** Begin **

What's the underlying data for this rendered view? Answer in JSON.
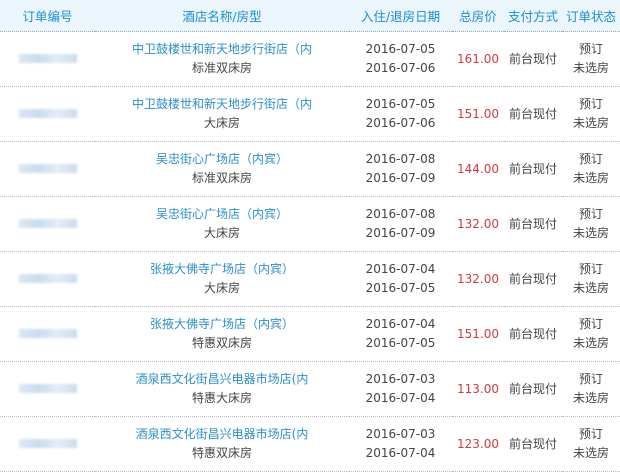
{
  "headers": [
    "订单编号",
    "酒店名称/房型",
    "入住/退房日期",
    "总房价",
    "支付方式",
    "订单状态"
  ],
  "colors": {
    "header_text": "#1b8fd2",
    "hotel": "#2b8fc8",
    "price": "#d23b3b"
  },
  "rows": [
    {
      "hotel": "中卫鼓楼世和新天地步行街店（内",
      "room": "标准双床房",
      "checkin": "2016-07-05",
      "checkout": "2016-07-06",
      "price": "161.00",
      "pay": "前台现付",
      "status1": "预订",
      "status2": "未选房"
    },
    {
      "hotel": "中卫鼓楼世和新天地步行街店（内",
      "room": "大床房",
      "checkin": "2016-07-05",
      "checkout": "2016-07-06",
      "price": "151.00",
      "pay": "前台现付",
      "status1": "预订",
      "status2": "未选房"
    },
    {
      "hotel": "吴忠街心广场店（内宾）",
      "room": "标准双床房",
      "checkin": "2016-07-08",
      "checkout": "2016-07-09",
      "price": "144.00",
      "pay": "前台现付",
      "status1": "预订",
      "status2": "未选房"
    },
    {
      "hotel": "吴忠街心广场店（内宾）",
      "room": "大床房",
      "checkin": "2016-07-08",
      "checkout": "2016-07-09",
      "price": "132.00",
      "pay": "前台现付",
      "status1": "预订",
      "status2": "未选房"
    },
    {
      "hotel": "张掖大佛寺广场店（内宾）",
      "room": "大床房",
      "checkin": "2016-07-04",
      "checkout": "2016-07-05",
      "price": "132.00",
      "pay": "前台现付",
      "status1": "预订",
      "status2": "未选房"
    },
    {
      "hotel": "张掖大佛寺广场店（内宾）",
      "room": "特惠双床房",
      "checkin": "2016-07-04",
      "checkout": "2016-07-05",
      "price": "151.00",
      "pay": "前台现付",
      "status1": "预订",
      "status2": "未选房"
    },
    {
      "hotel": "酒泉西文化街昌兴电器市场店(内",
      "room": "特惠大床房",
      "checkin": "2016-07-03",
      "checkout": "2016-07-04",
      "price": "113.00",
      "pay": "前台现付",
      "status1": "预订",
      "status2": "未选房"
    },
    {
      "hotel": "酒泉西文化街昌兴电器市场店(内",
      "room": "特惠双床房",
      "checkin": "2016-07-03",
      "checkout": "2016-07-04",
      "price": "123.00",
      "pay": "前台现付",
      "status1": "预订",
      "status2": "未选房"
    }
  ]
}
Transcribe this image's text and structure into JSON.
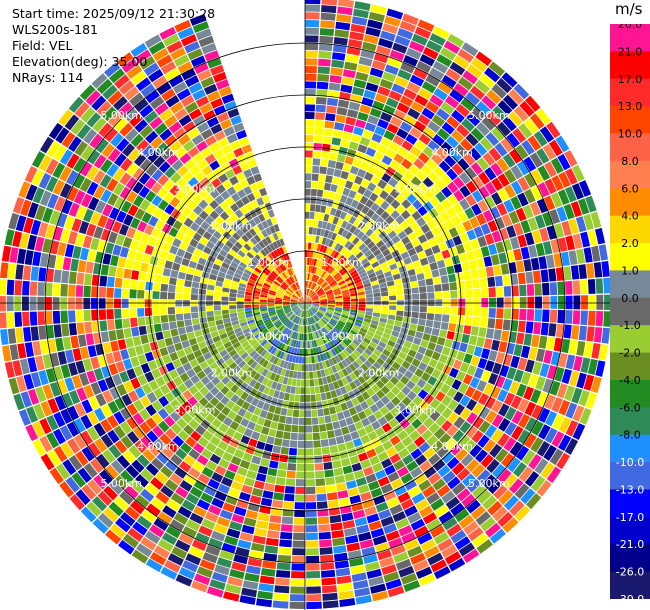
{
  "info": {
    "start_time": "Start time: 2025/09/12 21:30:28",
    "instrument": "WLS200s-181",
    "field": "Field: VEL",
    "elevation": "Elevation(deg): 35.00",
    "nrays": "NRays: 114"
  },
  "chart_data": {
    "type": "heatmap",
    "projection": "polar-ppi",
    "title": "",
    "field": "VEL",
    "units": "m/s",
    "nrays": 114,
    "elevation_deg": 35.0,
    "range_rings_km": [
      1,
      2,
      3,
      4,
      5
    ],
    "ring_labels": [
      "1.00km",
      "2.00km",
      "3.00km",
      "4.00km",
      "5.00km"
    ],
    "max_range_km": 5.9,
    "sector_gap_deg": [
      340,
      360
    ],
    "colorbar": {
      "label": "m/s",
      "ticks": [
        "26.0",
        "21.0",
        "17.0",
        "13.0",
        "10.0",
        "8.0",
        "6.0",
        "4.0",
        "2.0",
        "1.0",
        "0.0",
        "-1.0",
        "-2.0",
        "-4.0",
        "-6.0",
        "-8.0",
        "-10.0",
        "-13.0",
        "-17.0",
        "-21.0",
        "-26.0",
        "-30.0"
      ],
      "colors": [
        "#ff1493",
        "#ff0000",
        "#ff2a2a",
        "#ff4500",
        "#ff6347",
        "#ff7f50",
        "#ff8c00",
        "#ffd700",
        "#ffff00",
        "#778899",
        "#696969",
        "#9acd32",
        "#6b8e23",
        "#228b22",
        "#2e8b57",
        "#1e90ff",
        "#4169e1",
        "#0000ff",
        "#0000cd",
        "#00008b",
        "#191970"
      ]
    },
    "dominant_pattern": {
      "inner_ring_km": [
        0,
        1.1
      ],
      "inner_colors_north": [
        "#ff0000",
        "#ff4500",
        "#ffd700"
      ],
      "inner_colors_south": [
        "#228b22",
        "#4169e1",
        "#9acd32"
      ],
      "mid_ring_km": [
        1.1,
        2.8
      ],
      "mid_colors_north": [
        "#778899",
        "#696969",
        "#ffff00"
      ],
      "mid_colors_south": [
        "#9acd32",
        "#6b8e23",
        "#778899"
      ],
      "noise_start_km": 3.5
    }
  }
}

** End **

Problem statement: Give the material again exactly as it is, but keep the pictures out.

Output:
What's the underlying data for this rendered view? Answer in JSON.
{
  "headers": [
    "订单编号",
    "酒店名称/房型",
    "入住/退房日期",
    "总房价",
    "支付方式",
    "订单状态"
  ],
  "colors": {
    "header_text": "#1b8fd2",
    "hotel": "#2b8fc8",
    "price": "#d23b3b"
  },
  "rows": [
    {
      "hotel": "中卫鼓楼世和新天地步行街店（内",
      "room": "标准双床房",
      "checkin": "2016-07-05",
      "checkout": "2016-07-06",
      "price": "161.00",
      "pay": "前台现付",
      "status1": "预订",
      "status2": "未选房"
    },
    {
      "hotel": "中卫鼓楼世和新天地步行街店（内",
      "room": "大床房",
      "checkin": "2016-07-05",
      "checkout": "2016-07-06",
      "price": "151.00",
      "pay": "前台现付",
      "status1": "预订",
      "status2": "未选房"
    },
    {
      "hotel": "吴忠街心广场店（内宾）",
      "room": "标准双床房",
      "checkin": "2016-07-08",
      "checkout": "2016-07-09",
      "price": "144.00",
      "pay": "前台现付",
      "status1": "预订",
      "status2": "未选房"
    },
    {
      "hotel": "吴忠街心广场店（内宾）",
      "room": "大床房",
      "checkin": "2016-07-08",
      "checkout": "2016-07-09",
      "price": "132.00",
      "pay": "前台现付",
      "status1": "预订",
      "status2": "未选房"
    },
    {
      "hotel": "张掖大佛寺广场店（内宾）",
      "room": "大床房",
      "checkin": "2016-07-04",
      "checkout": "2016-07-05",
      "price": "132.00",
      "pay": "前台现付",
      "status1": "预订",
      "status2": "未选房"
    },
    {
      "hotel": "张掖大佛寺广场店（内宾）",
      "room": "特惠双床房",
      "checkin": "2016-07-04",
      "checkout": "2016-07-05",
      "price": "151.00",
      "pay": "前台现付",
      "status1": "预订",
      "status2": "未选房"
    },
    {
      "hotel": "酒泉西文化街昌兴电器市场店(内",
      "room": "特惠大床房",
      "checkin": "2016-07-03",
      "checkout": "2016-07-04",
      "price": "113.00",
      "pay": "前台现付",
      "status1": "预订",
      "status2": "未选房"
    },
    {
      "hotel": "酒泉西文化街昌兴电器市场店(内",
      "room": "特惠双床房",
      "checkin": "2016-07-03",
      "checkout": "2016-07-04",
      "price": "123.00",
      "pay": "前台现付",
      "status1": "预订",
      "status2": "未选房"
    }
  ]
}
Transcribe this image's text and structure into JSON.
{
  "info": {
    "start_time": "Start time: 2025/09/12 21:30:28",
    "instrument": "WLS200s-181",
    "field": "Field: VEL",
    "elevation": "Elevation(deg): 35.00",
    "nrays": "NRays: 114"
  },
  "chart_data": {
    "type": "heatmap",
    "projection": "polar-ppi",
    "title": "",
    "field": "VEL",
    "units": "m/s",
    "nrays": 114,
    "elevation_deg": 35.0,
    "range_rings_km": [
      1,
      2,
      3,
      4,
      5
    ],
    "ring_labels": [
      "1.00km",
      "2.00km",
      "3.00km",
      "4.00km",
      "5.00km"
    ],
    "max_range_km": 5.9,
    "sector_gap_deg": [
      340,
      360
    ],
    "colorbar": {
      "label": "m/s",
      "ticks": [
        "26.0",
        "21.0",
        "17.0",
        "13.0",
        "10.0",
        "8.0",
        "6.0",
        "4.0",
        "2.0",
        "1.0",
        "0.0",
        "-1.0",
        "-2.0",
        "-4.0",
        "-6.0",
        "-8.0",
        "-10.0",
        "-13.0",
        "-17.0",
        "-21.0",
        "-26.0",
        "-30.0"
      ],
      "colors": [
        "#ff1493",
        "#ff0000",
        "#ff2a2a",
        "#ff4500",
        "#ff6347",
        "#ff7f50",
        "#ff8c00",
        "#ffd700",
        "#ffff00",
        "#778899",
        "#696969",
        "#9acd32",
        "#6b8e23",
        "#228b22",
        "#2e8b57",
        "#1e90ff",
        "#4169e1",
        "#0000ff",
        "#0000cd",
        "#00008b",
        "#191970"
      ]
    },
    "dominant_pattern": {
      "inner_ring_km": [
        0,
        1.1
      ],
      "inner_colors_north": [
        "#ff0000",
        "#ff4500",
        "#ffd700"
      ],
      "inner_colors_south": [
        "#228b22",
        "#4169e1",
        "#9acd32"
      ],
      "mid_ring_km": [
        1.1,
        2.8
      ],
      "mid_colors_north": [
        "#778899",
        "#696969",
        "#ffff00"
      ],
      "mid_colors_south": [
        "#9acd32",
        "#6b8e23",
        "#778899"
      ],
      "noise_start_km": 3.5
    }
  }
}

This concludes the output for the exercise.